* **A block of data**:
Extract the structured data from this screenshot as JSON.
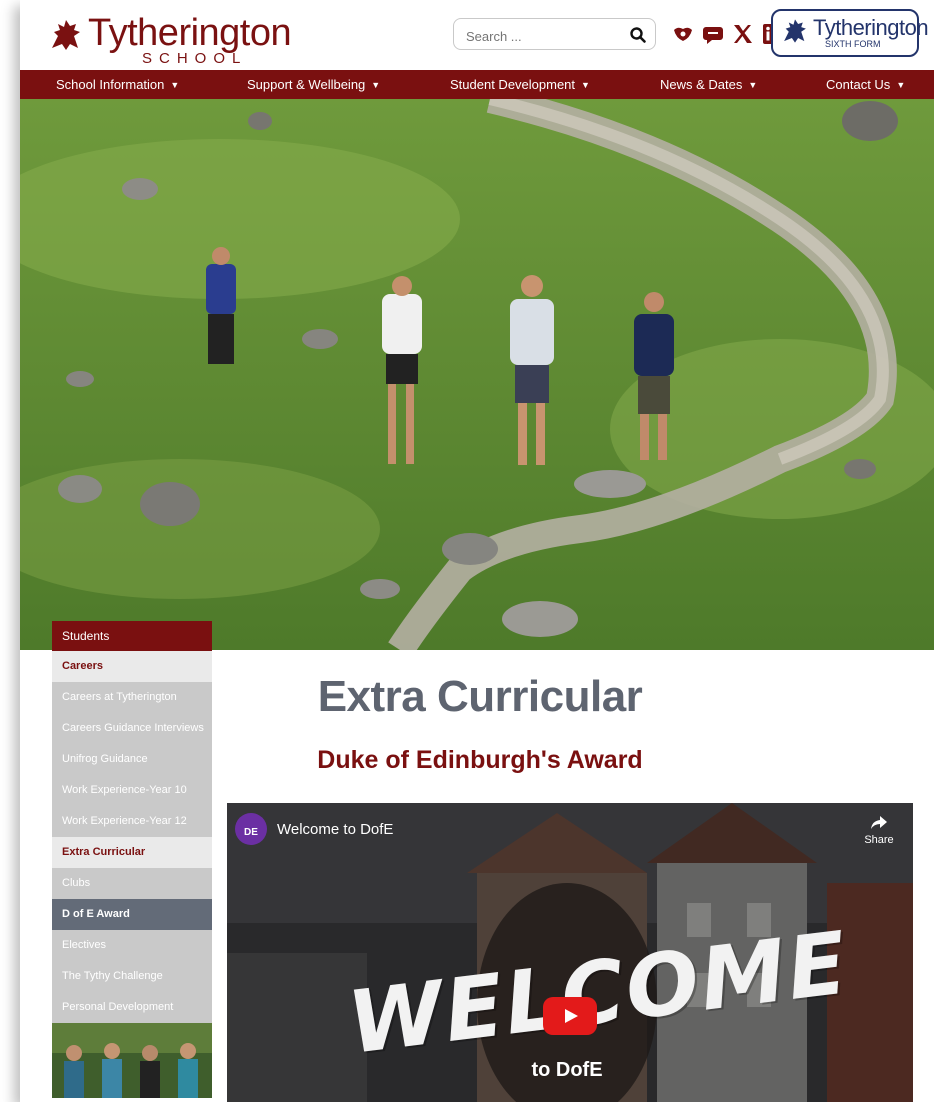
{
  "header": {
    "logo_name": "Tytherington",
    "logo_school": "SCHOOL",
    "search_placeholder": "Search ...",
    "social": [
      "sway-icon",
      "feedback-icon",
      "x-icon",
      "linkedin-icon"
    ],
    "sixth_form_name": "Tytherington",
    "sixth_form_sub": "SIXTH FORM"
  },
  "nav": {
    "items": [
      {
        "label": "School Information"
      },
      {
        "label": "Support & Wellbeing"
      },
      {
        "label": "Student Development"
      },
      {
        "label": "News & Dates"
      },
      {
        "label": "Contact Us"
      }
    ]
  },
  "sidebar": {
    "heading": "Students",
    "items": [
      {
        "label": "Careers",
        "type": "section"
      },
      {
        "label": "Careers at Tytherington",
        "type": "link"
      },
      {
        "label": "Careers Guidance Interviews",
        "type": "link"
      },
      {
        "label": "Unifrog Guidance",
        "type": "link"
      },
      {
        "label": "Work Experience-Year 10",
        "type": "link"
      },
      {
        "label": "Work Experience-Year 12",
        "type": "link"
      },
      {
        "label": "Extra Curricular",
        "type": "section"
      },
      {
        "label": "Clubs",
        "type": "link"
      },
      {
        "label": "D of E Award",
        "type": "active"
      },
      {
        "label": "Electives",
        "type": "link"
      },
      {
        "label": "The Tythy Challenge",
        "type": "link"
      },
      {
        "label": "Personal Development",
        "type": "link"
      }
    ]
  },
  "main": {
    "title": "Extra Curricular",
    "subtitle": "Duke of Edinburgh's Award"
  },
  "video": {
    "channel_badge": "DE",
    "title": "Welcome to DofE",
    "share_label": "Share",
    "overlay_big": "WELCOME",
    "overlay_small": "to DofE"
  },
  "colors": {
    "brand_maroon": "#7a1010",
    "sidebar_grey": "#c9c9c9",
    "active_grey": "#636b78",
    "title_grey": "#5e6470",
    "sixth_form_navy": "#23346b"
  }
}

* **Given task**: List every line from the entries above in which "icon" appears.

* **Answer for the task**:
      "sway-icon",
      "feedback-icon",
      "x-icon",
      "linkedin-icon"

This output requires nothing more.